━━━ DATASET ENTRIES

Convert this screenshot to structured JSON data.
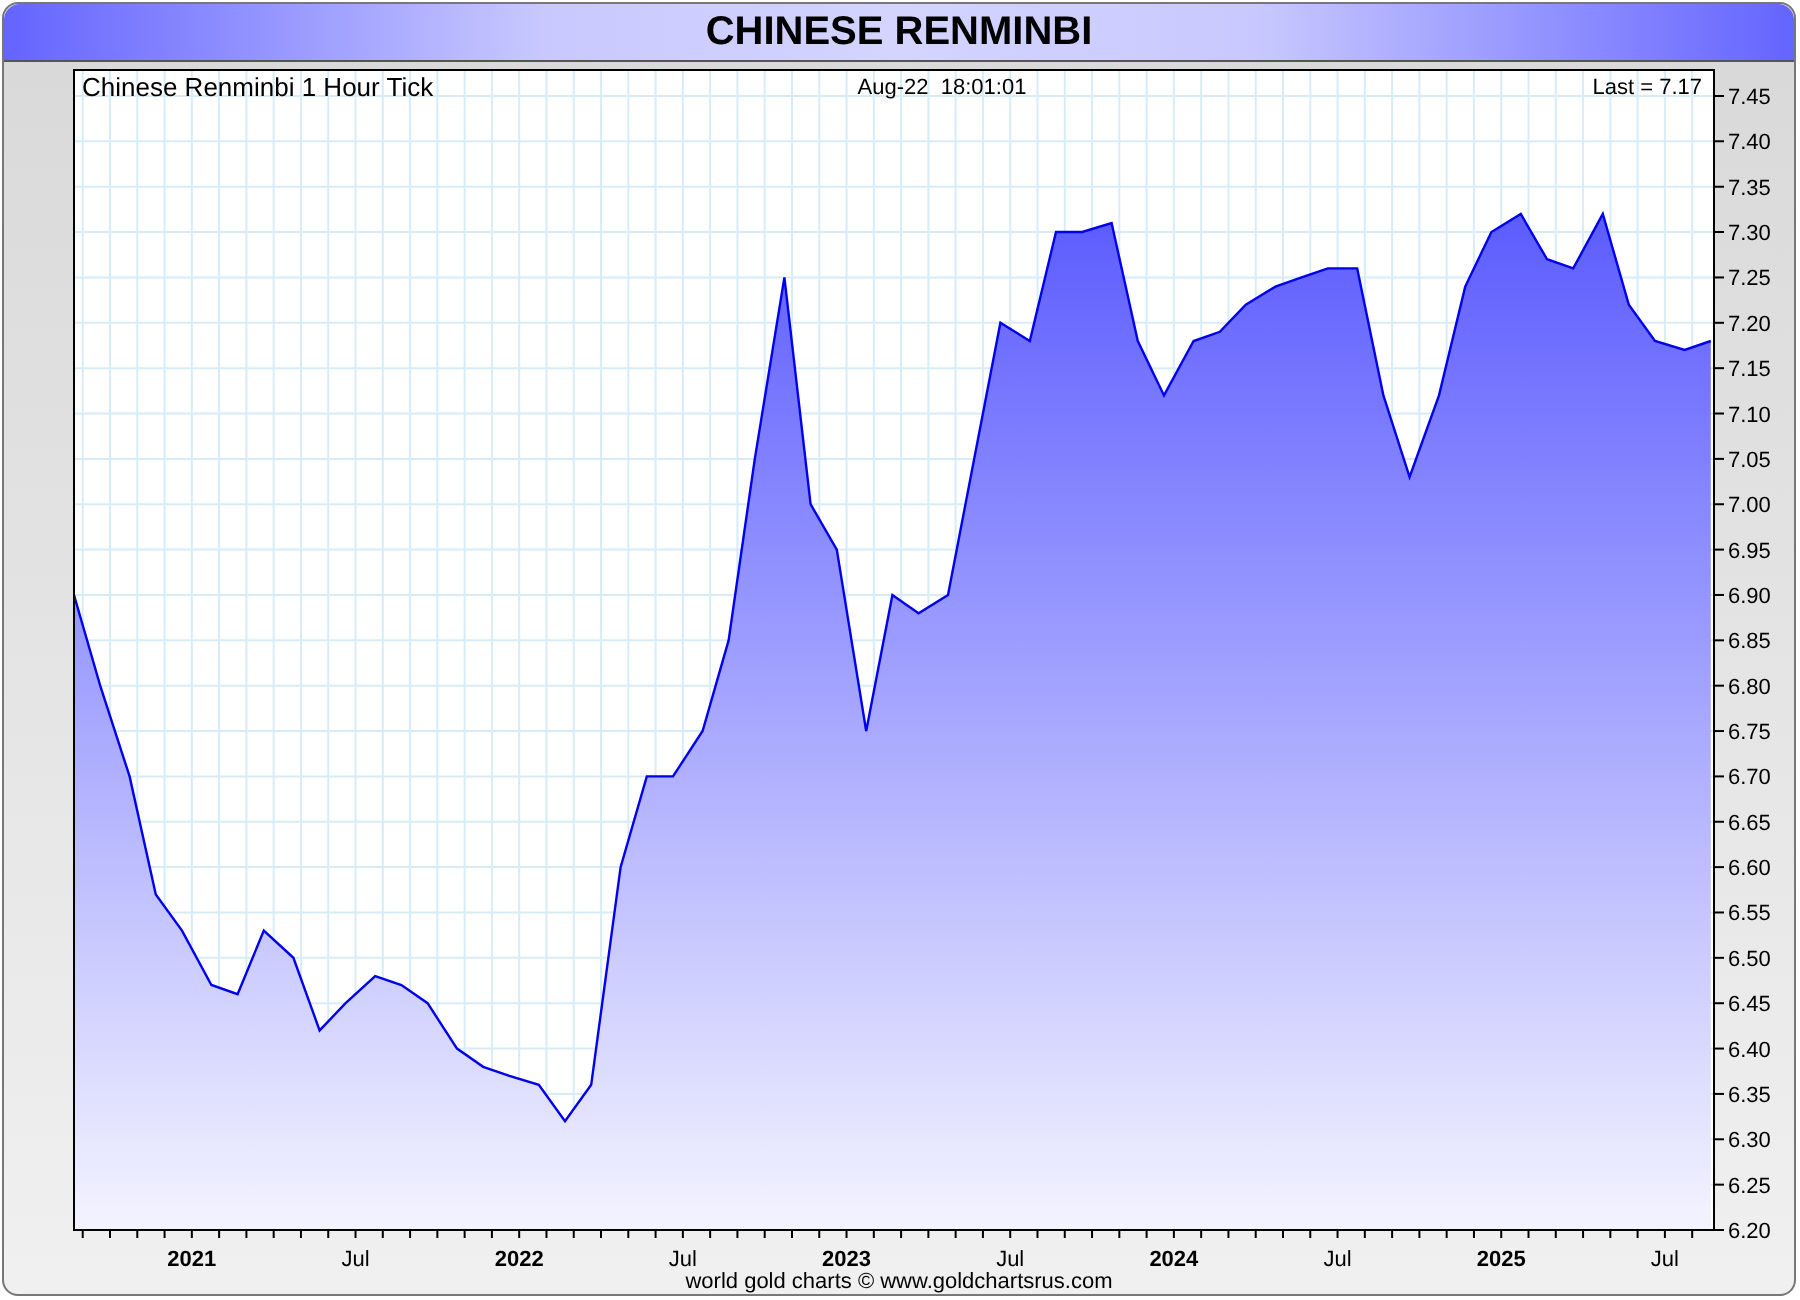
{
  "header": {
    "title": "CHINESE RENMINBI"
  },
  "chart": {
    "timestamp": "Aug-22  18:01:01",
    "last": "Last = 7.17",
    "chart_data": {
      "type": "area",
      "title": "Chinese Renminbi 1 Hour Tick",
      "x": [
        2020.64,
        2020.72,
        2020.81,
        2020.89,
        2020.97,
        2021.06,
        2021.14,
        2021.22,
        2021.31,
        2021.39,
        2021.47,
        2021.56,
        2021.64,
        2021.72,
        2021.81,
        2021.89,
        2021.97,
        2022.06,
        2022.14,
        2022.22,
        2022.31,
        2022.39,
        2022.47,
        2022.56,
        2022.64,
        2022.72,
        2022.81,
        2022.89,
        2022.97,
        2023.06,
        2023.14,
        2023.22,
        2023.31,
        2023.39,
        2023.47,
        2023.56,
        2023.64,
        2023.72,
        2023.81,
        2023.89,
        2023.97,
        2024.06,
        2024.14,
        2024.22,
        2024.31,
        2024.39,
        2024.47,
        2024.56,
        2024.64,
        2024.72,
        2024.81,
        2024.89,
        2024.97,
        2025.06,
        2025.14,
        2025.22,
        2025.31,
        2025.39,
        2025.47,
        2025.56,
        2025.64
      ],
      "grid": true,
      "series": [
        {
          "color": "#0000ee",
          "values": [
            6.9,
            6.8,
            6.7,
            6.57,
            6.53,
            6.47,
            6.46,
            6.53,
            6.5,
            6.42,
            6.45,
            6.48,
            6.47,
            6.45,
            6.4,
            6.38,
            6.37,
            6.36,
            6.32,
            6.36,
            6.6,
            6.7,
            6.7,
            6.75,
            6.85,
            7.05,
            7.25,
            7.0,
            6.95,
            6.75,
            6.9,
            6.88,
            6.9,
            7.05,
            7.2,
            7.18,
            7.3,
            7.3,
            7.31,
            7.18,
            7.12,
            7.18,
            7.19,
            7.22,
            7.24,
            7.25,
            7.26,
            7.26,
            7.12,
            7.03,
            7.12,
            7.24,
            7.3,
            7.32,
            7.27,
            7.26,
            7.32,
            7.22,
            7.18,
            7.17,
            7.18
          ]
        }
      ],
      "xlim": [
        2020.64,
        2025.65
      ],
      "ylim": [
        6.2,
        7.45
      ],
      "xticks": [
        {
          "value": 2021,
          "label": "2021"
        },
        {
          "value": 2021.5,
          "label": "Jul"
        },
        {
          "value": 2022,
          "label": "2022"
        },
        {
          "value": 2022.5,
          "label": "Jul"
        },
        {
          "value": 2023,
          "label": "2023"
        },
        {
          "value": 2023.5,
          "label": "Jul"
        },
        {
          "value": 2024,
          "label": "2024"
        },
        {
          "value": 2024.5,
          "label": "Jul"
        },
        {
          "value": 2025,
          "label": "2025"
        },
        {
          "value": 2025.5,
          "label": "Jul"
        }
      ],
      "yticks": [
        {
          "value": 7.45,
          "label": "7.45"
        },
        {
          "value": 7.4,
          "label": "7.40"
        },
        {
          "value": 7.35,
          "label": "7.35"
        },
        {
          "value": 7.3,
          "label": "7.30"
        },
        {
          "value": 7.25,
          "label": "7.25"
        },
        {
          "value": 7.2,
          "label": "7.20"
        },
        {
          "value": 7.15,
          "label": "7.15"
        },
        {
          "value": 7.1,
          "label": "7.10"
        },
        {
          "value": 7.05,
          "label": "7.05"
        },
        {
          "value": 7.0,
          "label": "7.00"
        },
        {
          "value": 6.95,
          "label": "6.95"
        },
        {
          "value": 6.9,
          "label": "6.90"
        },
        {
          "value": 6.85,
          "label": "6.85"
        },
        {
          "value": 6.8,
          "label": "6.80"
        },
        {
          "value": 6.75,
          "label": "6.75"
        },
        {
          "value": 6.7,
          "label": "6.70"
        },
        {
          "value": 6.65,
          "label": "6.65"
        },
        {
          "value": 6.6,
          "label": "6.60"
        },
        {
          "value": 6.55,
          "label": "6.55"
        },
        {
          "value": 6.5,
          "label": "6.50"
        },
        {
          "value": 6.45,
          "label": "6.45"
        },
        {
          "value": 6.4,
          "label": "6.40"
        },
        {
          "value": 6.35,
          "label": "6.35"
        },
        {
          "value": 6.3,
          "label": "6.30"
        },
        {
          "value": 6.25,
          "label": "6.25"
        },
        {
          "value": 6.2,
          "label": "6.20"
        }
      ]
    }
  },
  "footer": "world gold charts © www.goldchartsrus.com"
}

━━━━━━

- [DIRECTIONS FOR THIS TASK]
All of the data above should be transcribed verbatim, with pictures omitted.

- [RESPONSE TO THIS EXERCISE]
Convert this screenshot to structured JSON data.
{
  "header": {
    "title": "CHINESE RENMINBI"
  },
  "chart": {
    "timestamp": "Aug-22  18:01:01",
    "last": "Last = 7.17",
    "chart_data": {
      "type": "area",
      "title": "Chinese Renminbi 1 Hour Tick",
      "x": [
        2020.64,
        2020.72,
        2020.81,
        2020.89,
        2020.97,
        2021.06,
        2021.14,
        2021.22,
        2021.31,
        2021.39,
        2021.47,
        2021.56,
        2021.64,
        2021.72,
        2021.81,
        2021.89,
        2021.97,
        2022.06,
        2022.14,
        2022.22,
        2022.31,
        2022.39,
        2022.47,
        2022.56,
        2022.64,
        2022.72,
        2022.81,
        2022.89,
        2022.97,
        2023.06,
        2023.14,
        2023.22,
        2023.31,
        2023.39,
        2023.47,
        2023.56,
        2023.64,
        2023.72,
        2023.81,
        2023.89,
        2023.97,
        2024.06,
        2024.14,
        2024.22,
        2024.31,
        2024.39,
        2024.47,
        2024.56,
        2024.64,
        2024.72,
        2024.81,
        2024.89,
        2024.97,
        2025.06,
        2025.14,
        2025.22,
        2025.31,
        2025.39,
        2025.47,
        2025.56,
        2025.64
      ],
      "grid": true,
      "series": [
        {
          "color": "#0000ee",
          "values": [
            6.9,
            6.8,
            6.7,
            6.57,
            6.53,
            6.47,
            6.46,
            6.53,
            6.5,
            6.42,
            6.45,
            6.48,
            6.47,
            6.45,
            6.4,
            6.38,
            6.37,
            6.36,
            6.32,
            6.36,
            6.6,
            6.7,
            6.7,
            6.75,
            6.85,
            7.05,
            7.25,
            7.0,
            6.95,
            6.75,
            6.9,
            6.88,
            6.9,
            7.05,
            7.2,
            7.18,
            7.3,
            7.3,
            7.31,
            7.18,
            7.12,
            7.18,
            7.19,
            7.22,
            7.24,
            7.25,
            7.26,
            7.26,
            7.12,
            7.03,
            7.12,
            7.24,
            7.3,
            7.32,
            7.27,
            7.26,
            7.32,
            7.22,
            7.18,
            7.17,
            7.18
          ]
        }
      ],
      "xlim": [
        2020.64,
        2025.65
      ],
      "ylim": [
        6.2,
        7.45
      ],
      "xticks": [
        {
          "value": 2021,
          "label": "2021"
        },
        {
          "value": 2021.5,
          "label": "Jul"
        },
        {
          "value": 2022,
          "label": "2022"
        },
        {
          "value": 2022.5,
          "label": "Jul"
        },
        {
          "value": 2023,
          "label": "2023"
        },
        {
          "value": 2023.5,
          "label": "Jul"
        },
        {
          "value": 2024,
          "label": "2024"
        },
        {
          "value": 2024.5,
          "label": "Jul"
        },
        {
          "value": 2025,
          "label": "2025"
        },
        {
          "value": 2025.5,
          "label": "Jul"
        }
      ],
      "yticks": [
        {
          "value": 7.45,
          "label": "7.45"
        },
        {
          "value": 7.4,
          "label": "7.40"
        },
        {
          "value": 7.35,
          "label": "7.35"
        },
        {
          "value": 7.3,
          "label": "7.30"
        },
        {
          "value": 7.25,
          "label": "7.25"
        },
        {
          "value": 7.2,
          "label": "7.20"
        },
        {
          "value": 7.15,
          "label": "7.15"
        },
        {
          "value": 7.1,
          "label": "7.10"
        },
        {
          "value": 7.05,
          "label": "7.05"
        },
        {
          "value": 7.0,
          "label": "7.00"
        },
        {
          "value": 6.95,
          "label": "6.95"
        },
        {
          "value": 6.9,
          "label": "6.90"
        },
        {
          "value": 6.85,
          "label": "6.85"
        },
        {
          "value": 6.8,
          "label": "6.80"
        },
        {
          "value": 6.75,
          "label": "6.75"
        },
        {
          "value": 6.7,
          "label": "6.70"
        },
        {
          "value": 6.65,
          "label": "6.65"
        },
        {
          "value": 6.6,
          "label": "6.60"
        },
        {
          "value": 6.55,
          "label": "6.55"
        },
        {
          "value": 6.5,
          "label": "6.50"
        },
        {
          "value": 6.45,
          "label": "6.45"
        },
        {
          "value": 6.4,
          "label": "6.40"
        },
        {
          "value": 6.35,
          "label": "6.35"
        },
        {
          "value": 6.3,
          "label": "6.30"
        },
        {
          "value": 6.25,
          "label": "6.25"
        },
        {
          "value": 6.2,
          "label": "6.20"
        }
      ]
    }
  },
  "footer": "world gold charts © www.goldchartsrus.com"
}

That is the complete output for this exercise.